» **WHAT YOU HAVE TO DO**
Lines holding the string "Einschalten" are the ones to copy; find them all in the data.

####################

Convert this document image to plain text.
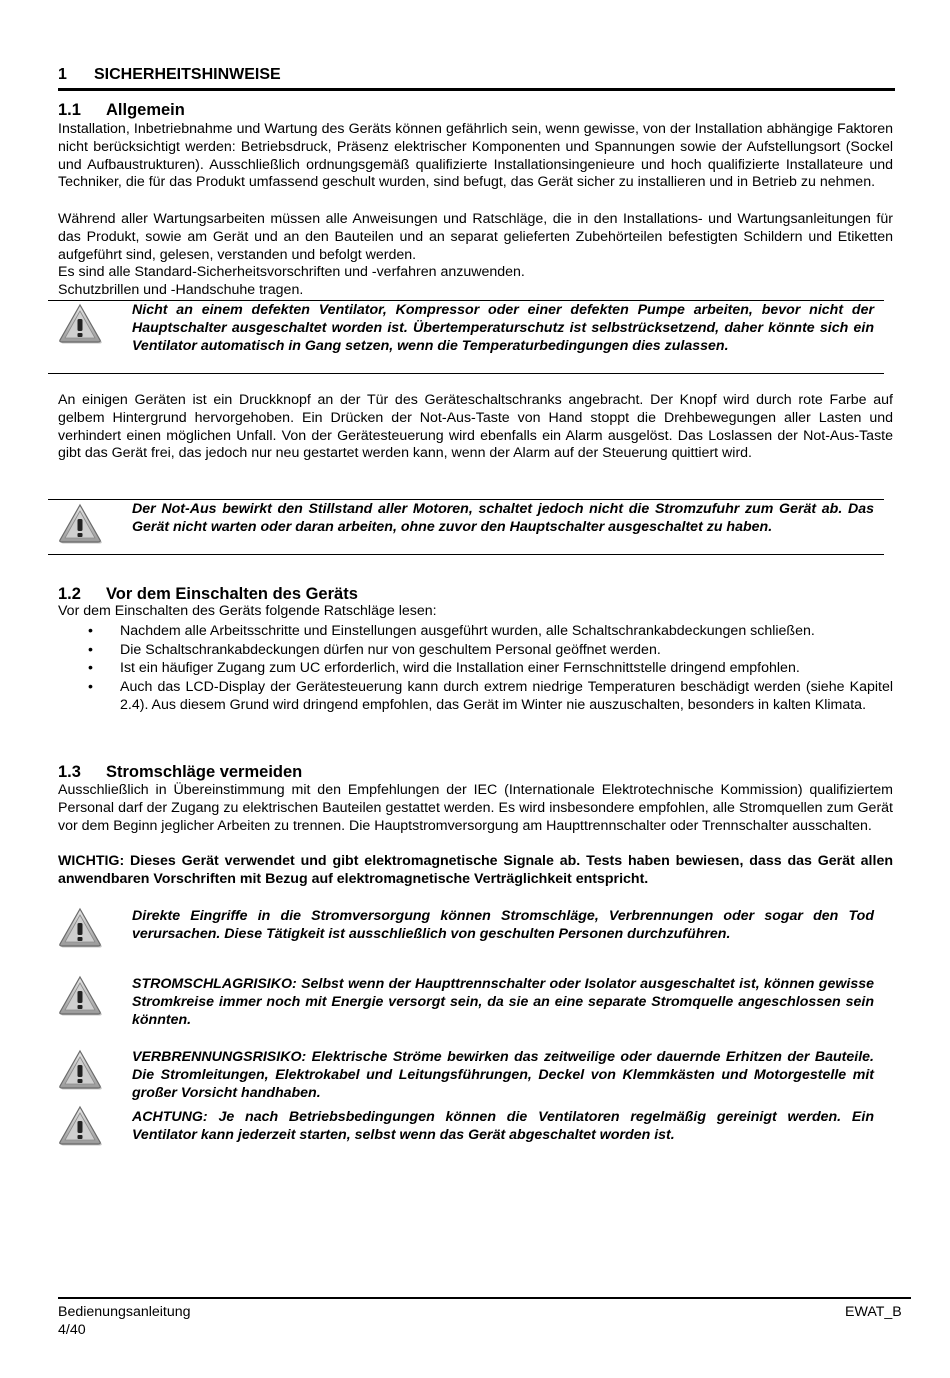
1 SICHERHEITSHINWEISE
1.1 Allgemein

Installation, Inbetriebnahme und Wartung des Geräts können gefährlich sein, wenn gewisse, von der Installation abhängige Faktoren nicht berücksichtigt werden: Betriebsdruck, Präsenz elektrischer Komponenten und Spannungen sowie der Aufstellungsort (Sockel und Aufbaustrukturen). Ausschließlich ordnungsgemäß qualifizierte Installationsingenieure und hoch qualifizierte Installateure und Techniker, die für das Produkt umfassend geschult wurden, sind befugt, das Gerät sicher zu installieren und in Betrieb zu nehmen.

Während aller Wartungsarbeiten müssen alle Anweisungen und Ratschläge, die in den Installations- und Wartungsanleitungen für das Produkt, sowie am Gerät und an den Bauteilen und an separat gelieferten Zubehörteilen befestigten Schildern und Etiketten aufgeführt sind, gelesen, verstanden und befolgt werden.

Es sind alle Standard-Sicherheitsvorschriften und -verfahren anzuwenden.

Schutzbrillen und -Handschuhe tragen.

Nicht an einem defekten Ventilator, Kompressor oder einer defekten Pumpe arbeiten, bevor nicht der Hauptschalter ausgeschaltet worden ist. Übertemperaturschutz ist selbstrücksetzend, daher könnte sich ein Ventilator automatisch in Gang setzen, wenn die Temperaturbedingungen dies zulassen.

An einigen Geräten ist ein Druckknopf an der Tür des Geräteschaltschranks angebracht. Der Knopf wird durch rote Farbe auf gelbem Hintergrund hervorgehoben. Ein Drücken der Not-Aus-Taste von Hand stoppt die Drehbewegungen aller Lasten und verhindert einen möglichen Unfall. Von der Gerätesteuerung wird ebenfalls ein Alarm ausgelöst. Das Loslassen der Not-Aus-Taste gibt das Gerät frei, das jedoch nur neu gestartet werden kann, wenn der Alarm auf der Steuerung quittiert wird.

Der Not-Aus bewirkt den Stillstand aller Motoren, schaltet jedoch nicht die Stromzufuhr zum Gerät ab. Das Gerät nicht warten oder daran arbeiten, ohne zuvor den Hauptschalter ausgeschaltet zu haben.
1.2 Vor dem Einschalten des Geräts

Vor dem Einschalten des Geräts folgende Ratschläge lesen:

• Nachdem alle Arbeitsschritte und Einstellungen ausgeführt wurden, alle Schaltschrankabdeckungen schließen.
• Die Schaltschrankabdeckungen dürfen nur von geschultem Personal geöffnet werden.
• Ist ein häufiger Zugang zum UC erforderlich, wird die Installation einer Fernschnittstelle dringend empfohlen.
• Auch das LCD-Display der Gerätesteuerung kann durch extrem niedrige Temperaturen beschädigt werden (siehe Kapitel 2.4). Aus diesem Grund wird dringend empfohlen, das Gerät im Winter nie auszuschalten, besonders in kalten Klimata.
1.3 Stromschläge vermeiden

Ausschließlich in Übereinstimmung mit den Empfehlungen der IEC (Internationale Elektrotechnische Kommission) qualifiziertem Personal darf der Zugang zu elektrischen Bauteilen gestattet werden. Es wird insbesondere empfohlen, alle Stromquellen zum Gerät vor dem Beginn jeglicher Arbeiten zu trennen. Die Hauptstromversorgung am Haupttrennschalter oder Trennschalter ausschalten.

WICHTIG: Dieses Gerät verwendet und gibt elektromagnetische Signale ab. Tests haben bewiesen, dass das Gerät allen anwendbaren Vorschriften mit Bezug auf elektromagnetische Verträglichkeit entspricht.

Direkte Eingriffe in die Stromversorgung können Stromschläge, Verbrennungen oder sogar den Tod verursachen. Diese Tätigkeit ist ausschließlich von geschulten Personen durchzuführen.
STROMSCHLAGRISIKO: Selbst wenn der Haupttrennschalter oder Isolator ausgeschaltet ist, können gewisse Stromkreise immer noch mit Energie versorgt sein, da sie an eine separate Stromquelle angeschlossen sein könnten.
VERBRENNUNGSRISIKO: Elektrische Ströme bewirken das zeitweilige oder dauernde Erhitzen der Bauteile. Die Stromleitungen, Elektrokabel und Leitungsführungen, Deckel von Klemmkästen und Motorgestelle mit großer Vorsicht handhaben.
ACHTUNG: Je nach Betriebsbedingungen können die Ventilatoren regelmäßig gereinigt werden. Ein Ventilator kann jederzeit starten, selbst wenn das Gerät abgeschaltet worden ist.
Bedienungsanleitung
4/40
EWAT_B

####################

» **RESULT OF THIS TASK**
1.2 Vor dem Einschalten des Geräts
Vor dem Einschalten des Geräts folgende Ratschläge lesen:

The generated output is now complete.